◆ TASK: All lines featuring the string "Groups" are to be listed.

◆ EXTRACTED INFORMATION:
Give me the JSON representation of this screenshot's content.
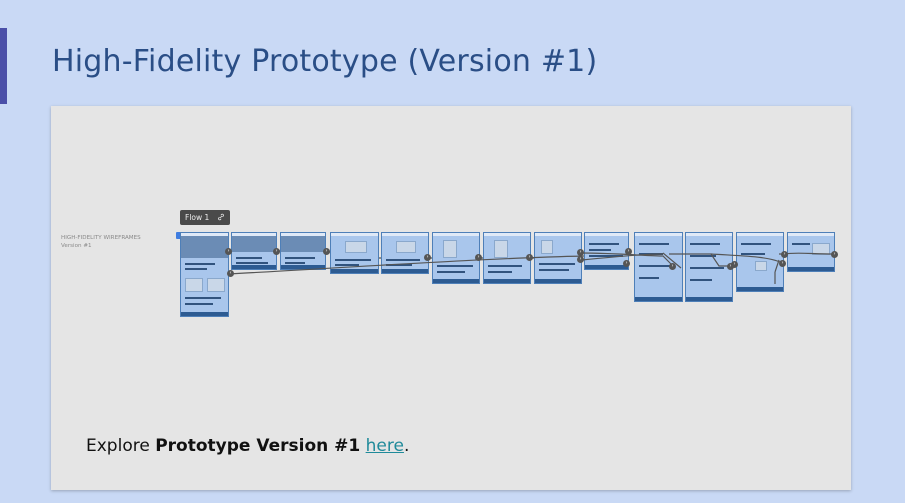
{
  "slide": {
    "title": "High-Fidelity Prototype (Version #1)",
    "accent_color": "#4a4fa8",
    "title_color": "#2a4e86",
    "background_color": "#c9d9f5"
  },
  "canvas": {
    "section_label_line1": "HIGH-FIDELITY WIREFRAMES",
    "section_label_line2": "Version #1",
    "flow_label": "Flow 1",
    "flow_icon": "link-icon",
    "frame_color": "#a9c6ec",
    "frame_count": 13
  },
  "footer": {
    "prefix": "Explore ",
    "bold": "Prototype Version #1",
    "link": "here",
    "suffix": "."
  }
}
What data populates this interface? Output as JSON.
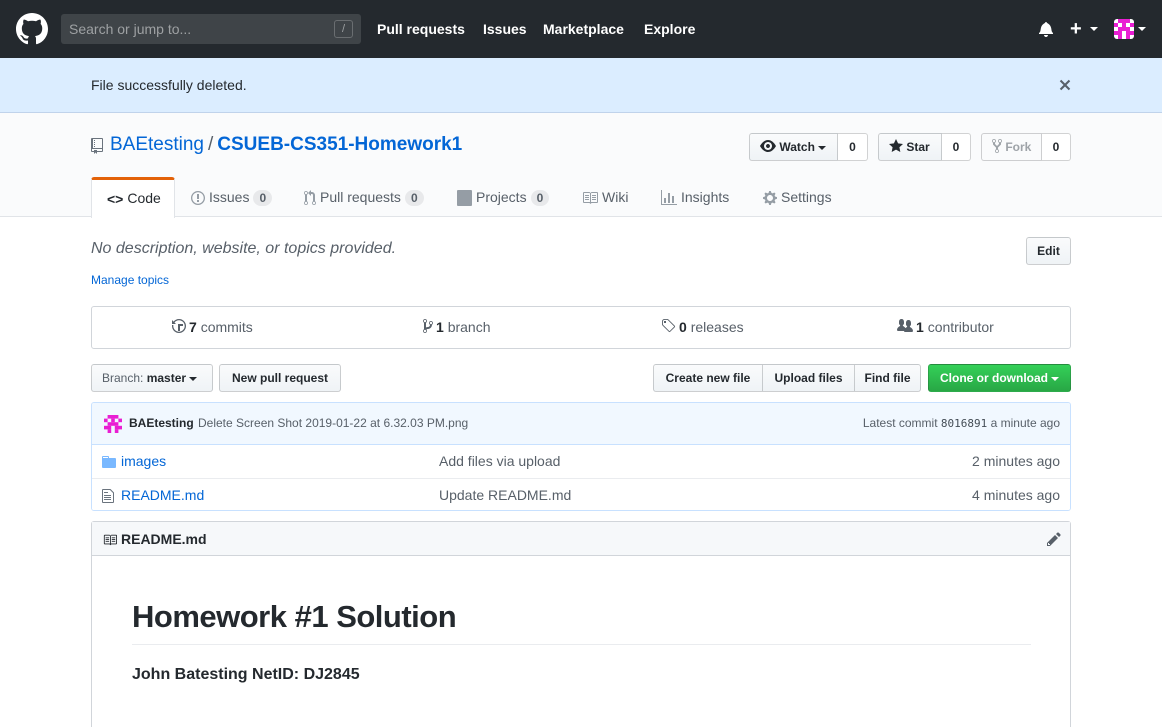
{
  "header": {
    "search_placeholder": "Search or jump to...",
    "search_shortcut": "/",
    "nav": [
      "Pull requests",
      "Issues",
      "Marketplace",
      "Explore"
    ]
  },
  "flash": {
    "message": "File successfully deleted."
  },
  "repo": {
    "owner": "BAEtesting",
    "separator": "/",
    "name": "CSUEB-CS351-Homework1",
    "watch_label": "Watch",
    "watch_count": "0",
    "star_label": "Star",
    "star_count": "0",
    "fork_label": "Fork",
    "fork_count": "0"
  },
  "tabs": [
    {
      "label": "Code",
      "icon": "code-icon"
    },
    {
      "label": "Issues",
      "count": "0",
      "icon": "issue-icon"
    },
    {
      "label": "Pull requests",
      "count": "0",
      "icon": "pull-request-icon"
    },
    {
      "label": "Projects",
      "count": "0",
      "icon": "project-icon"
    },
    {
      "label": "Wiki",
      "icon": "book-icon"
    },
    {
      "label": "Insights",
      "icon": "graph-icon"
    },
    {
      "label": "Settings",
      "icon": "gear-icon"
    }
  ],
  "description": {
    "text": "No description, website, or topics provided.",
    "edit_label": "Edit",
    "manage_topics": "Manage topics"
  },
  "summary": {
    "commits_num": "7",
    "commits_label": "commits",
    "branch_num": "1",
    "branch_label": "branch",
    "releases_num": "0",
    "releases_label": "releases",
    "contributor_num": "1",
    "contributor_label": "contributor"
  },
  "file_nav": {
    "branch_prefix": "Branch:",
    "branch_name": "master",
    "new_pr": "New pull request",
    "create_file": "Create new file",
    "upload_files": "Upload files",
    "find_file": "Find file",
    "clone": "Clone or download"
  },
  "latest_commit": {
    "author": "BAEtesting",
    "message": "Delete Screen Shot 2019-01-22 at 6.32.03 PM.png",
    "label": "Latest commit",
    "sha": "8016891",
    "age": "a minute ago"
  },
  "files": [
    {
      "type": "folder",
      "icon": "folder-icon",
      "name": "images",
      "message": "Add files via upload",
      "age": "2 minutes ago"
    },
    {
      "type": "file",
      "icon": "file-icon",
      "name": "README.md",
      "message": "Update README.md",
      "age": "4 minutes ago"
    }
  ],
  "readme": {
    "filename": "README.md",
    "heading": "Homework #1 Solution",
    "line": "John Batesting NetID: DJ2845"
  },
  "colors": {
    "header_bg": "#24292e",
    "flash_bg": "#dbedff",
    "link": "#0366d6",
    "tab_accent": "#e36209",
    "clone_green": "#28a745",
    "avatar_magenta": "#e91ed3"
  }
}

==

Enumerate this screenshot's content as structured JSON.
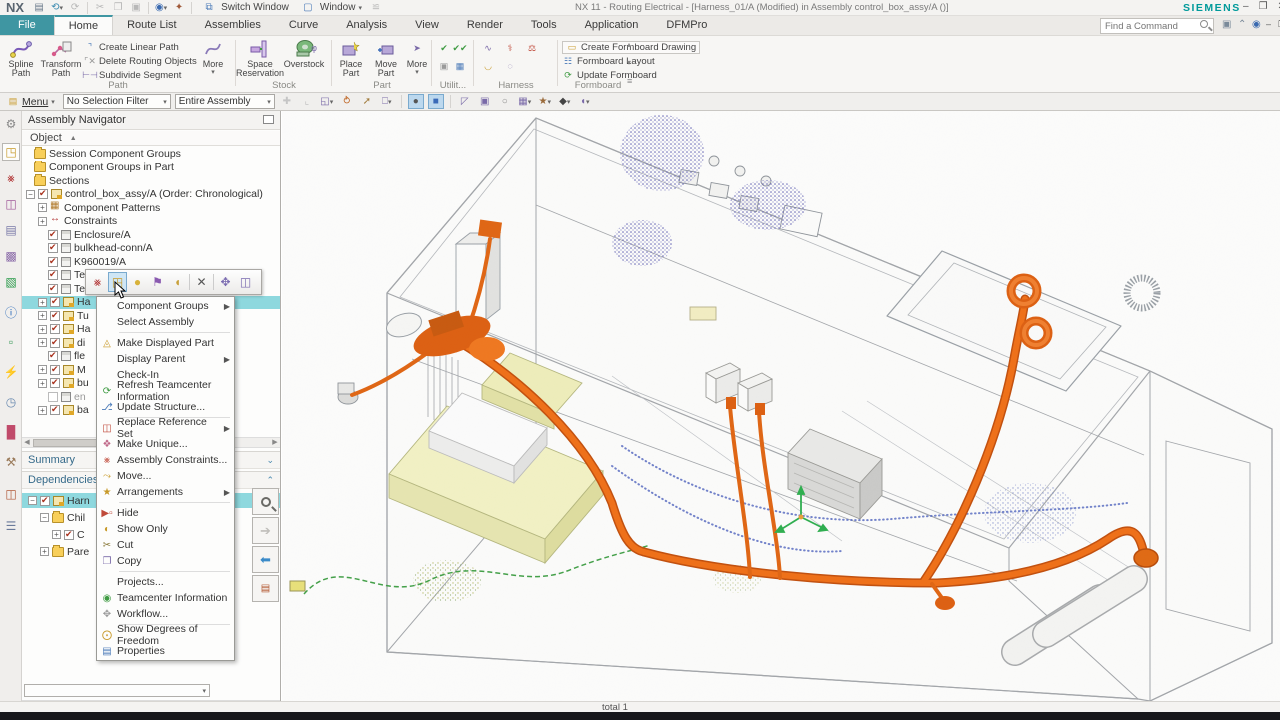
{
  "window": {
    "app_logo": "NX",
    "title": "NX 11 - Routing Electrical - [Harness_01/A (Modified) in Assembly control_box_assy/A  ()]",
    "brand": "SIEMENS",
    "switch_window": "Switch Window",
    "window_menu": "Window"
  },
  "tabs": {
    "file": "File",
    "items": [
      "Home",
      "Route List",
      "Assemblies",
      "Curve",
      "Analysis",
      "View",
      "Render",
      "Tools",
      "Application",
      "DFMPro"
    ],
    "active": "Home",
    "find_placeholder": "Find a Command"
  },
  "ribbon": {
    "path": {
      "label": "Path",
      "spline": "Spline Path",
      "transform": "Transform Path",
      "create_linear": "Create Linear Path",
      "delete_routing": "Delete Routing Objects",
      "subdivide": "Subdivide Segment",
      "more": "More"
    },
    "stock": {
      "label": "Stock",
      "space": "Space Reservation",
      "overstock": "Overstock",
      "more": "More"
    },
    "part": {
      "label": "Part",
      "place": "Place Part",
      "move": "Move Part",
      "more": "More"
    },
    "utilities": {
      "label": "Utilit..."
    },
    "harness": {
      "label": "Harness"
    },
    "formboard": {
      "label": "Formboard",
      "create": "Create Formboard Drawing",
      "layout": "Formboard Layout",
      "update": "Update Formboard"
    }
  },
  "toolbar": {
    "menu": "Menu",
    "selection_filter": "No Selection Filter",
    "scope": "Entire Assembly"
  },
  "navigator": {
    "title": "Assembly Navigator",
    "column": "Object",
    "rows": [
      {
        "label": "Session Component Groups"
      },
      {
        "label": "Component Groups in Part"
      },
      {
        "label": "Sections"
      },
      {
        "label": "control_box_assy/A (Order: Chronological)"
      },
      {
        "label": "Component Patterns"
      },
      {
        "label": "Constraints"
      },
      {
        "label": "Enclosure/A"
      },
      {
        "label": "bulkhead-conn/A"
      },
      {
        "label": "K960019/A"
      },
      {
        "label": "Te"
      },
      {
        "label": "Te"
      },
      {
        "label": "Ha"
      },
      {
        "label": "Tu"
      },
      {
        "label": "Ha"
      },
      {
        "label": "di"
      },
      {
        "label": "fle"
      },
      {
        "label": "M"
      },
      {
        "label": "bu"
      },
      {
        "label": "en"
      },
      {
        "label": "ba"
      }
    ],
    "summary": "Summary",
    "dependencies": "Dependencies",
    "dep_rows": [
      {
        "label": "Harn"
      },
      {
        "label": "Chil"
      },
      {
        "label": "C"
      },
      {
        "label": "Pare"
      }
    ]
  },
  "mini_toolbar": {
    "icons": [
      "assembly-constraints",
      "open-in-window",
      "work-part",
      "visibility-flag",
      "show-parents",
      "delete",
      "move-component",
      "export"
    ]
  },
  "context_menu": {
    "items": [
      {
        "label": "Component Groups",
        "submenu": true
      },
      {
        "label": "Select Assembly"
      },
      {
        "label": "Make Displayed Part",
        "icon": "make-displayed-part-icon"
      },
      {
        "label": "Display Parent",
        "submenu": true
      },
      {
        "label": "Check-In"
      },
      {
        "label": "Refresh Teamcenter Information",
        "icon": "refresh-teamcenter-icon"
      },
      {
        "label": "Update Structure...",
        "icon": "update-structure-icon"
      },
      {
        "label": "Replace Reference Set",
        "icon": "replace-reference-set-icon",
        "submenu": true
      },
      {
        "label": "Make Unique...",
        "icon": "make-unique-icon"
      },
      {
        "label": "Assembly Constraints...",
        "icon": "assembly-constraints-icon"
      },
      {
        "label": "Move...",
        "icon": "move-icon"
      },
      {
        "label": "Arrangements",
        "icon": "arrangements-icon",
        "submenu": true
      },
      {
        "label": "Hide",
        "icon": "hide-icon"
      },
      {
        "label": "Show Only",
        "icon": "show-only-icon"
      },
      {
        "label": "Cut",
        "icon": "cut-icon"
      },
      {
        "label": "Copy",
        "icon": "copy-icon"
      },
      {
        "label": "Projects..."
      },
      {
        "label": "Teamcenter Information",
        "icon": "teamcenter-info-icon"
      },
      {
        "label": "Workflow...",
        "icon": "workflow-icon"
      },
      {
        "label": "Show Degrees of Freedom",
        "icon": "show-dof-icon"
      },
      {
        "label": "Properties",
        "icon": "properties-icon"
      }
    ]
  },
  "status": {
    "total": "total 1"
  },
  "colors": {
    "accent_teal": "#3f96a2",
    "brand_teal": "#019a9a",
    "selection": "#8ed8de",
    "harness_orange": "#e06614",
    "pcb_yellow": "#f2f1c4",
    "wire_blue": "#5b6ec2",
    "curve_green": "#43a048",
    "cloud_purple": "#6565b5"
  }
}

◆ RESULT FOR THIS EXERCISE:
        "label": "Session Component Groups"
        "label": "Component Groups in Part"
        "label": "Component Groups",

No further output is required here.